Using the data below, repeat all of it precisely.

INPUT MATERIAL =>

○ ○ ○ ○ ○ ○ ○

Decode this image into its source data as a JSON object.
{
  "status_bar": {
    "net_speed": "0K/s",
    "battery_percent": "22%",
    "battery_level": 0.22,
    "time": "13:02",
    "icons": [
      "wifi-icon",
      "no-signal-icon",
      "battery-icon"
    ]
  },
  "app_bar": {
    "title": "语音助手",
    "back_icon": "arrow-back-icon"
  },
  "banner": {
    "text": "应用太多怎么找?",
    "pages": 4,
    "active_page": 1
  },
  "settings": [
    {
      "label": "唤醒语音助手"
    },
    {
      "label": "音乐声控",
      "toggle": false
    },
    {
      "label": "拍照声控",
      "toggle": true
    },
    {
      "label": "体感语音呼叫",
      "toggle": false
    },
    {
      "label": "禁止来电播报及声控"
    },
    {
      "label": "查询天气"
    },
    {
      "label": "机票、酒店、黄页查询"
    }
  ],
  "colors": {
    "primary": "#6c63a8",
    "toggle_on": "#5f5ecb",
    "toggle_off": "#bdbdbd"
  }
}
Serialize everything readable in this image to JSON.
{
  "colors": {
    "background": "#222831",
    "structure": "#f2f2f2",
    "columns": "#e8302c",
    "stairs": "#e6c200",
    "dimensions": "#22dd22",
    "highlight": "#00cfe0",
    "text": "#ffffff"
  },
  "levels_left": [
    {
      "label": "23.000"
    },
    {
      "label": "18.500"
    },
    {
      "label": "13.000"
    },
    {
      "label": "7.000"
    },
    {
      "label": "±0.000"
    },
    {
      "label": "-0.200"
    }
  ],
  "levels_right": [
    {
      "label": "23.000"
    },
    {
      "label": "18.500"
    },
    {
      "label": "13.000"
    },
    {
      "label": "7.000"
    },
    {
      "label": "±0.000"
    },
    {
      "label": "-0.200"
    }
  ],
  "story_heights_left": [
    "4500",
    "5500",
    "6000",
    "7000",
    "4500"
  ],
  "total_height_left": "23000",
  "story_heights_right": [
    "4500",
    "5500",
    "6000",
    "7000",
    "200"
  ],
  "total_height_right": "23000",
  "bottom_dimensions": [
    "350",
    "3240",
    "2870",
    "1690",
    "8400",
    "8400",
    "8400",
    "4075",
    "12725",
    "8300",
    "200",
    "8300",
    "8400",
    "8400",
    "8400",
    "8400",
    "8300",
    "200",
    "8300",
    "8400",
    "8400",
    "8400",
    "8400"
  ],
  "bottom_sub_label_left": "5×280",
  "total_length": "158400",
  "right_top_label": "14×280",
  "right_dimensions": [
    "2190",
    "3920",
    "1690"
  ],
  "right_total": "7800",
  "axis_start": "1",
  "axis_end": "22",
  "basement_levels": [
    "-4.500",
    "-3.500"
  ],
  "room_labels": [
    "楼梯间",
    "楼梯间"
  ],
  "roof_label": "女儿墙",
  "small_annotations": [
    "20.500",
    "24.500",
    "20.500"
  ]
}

○ ○ ○ ○ ○ ○ ○

SOLVED PROBLEM =>
Decode this image into its source data as a JSON object.
{
  "status_bar": {
    "net_speed": "0K/s",
    "battery_percent": "22%",
    "battery_level": 0.22,
    "time": "13:02",
    "icons": [
      "wifi-icon",
      "no-signal-icon",
      "battery-icon"
    ]
  },
  "app_bar": {
    "title": "语音助手",
    "back_icon": "arrow-back-icon"
  },
  "banner": {
    "text": "应用太多怎么找?",
    "pages": 4,
    "active_page": 1
  },
  "settings": [
    {
      "label": "唤醒语音助手"
    },
    {
      "label": "音乐声控",
      "toggle": false
    },
    {
      "label": "拍照声控",
      "toggle": true
    },
    {
      "label": "体感语音呼叫",
      "toggle": false
    },
    {
      "label": "禁止来电播报及声控"
    },
    {
      "label": "查询天气"
    },
    {
      "label": "机票、酒店、黄页查询"
    }
  ],
  "colors": {
    "primary": "#6c63a8",
    "toggle_on": "#5f5ecb",
    "toggle_off": "#bdbdbd"
  }
}
Serialize everything readable in this image to JSON.
{
  "colors": {
    "background": "#222831",
    "structure": "#f2f2f2",
    "columns": "#e8302c",
    "stairs": "#e6c200",
    "dimensions": "#22dd22",
    "highlight": "#00cfe0",
    "text": "#ffffff"
  },
  "levels_left": [
    {
      "label": "23.000"
    },
    {
      "label": "18.500"
    },
    {
      "label": "13.000"
    },
    {
      "label": "7.000"
    },
    {
      "label": "±0.000"
    },
    {
      "label": "-0.200"
    }
  ],
  "levels_right": [
    {
      "label": "23.000"
    },
    {
      "label": "18.500"
    },
    {
      "label": "13.000"
    },
    {
      "label": "7.000"
    },
    {
      "label": "±0.000"
    },
    {
      "label": "-0.200"
    }
  ],
  "story_heights_left": [
    "4500",
    "5500",
    "6000",
    "7000",
    "4500"
  ],
  "total_height_left": "23000",
  "story_heights_right": [
    "4500",
    "5500",
    "6000",
    "7000",
    "200"
  ],
  "total_height_right": "23000",
  "bottom_dimensions": [
    "350",
    "3240",
    "2870",
    "1690",
    "8400",
    "8400",
    "8400",
    "4075",
    "12725",
    "8300",
    "200",
    "8300",
    "8400",
    "8400",
    "8400",
    "8400",
    "8300",
    "200",
    "8300",
    "8400",
    "8400",
    "8400",
    "8400"
  ],
  "bottom_sub_label_left": "5×280",
  "total_length": "158400",
  "right_top_label": "14×280",
  "right_dimensions": [
    "2190",
    "3920",
    "1690"
  ],
  "right_total": "7800",
  "axis_start": "1",
  "axis_end": "22",
  "basement_levels": [
    "-4.500",
    "-3.500"
  ],
  "room_labels": [
    "楼梯间",
    "楼梯间"
  ],
  "roof_label": "女儿墙",
  "small_annotations": [
    "20.500",
    "24.500",
    "20.500"
  ]
}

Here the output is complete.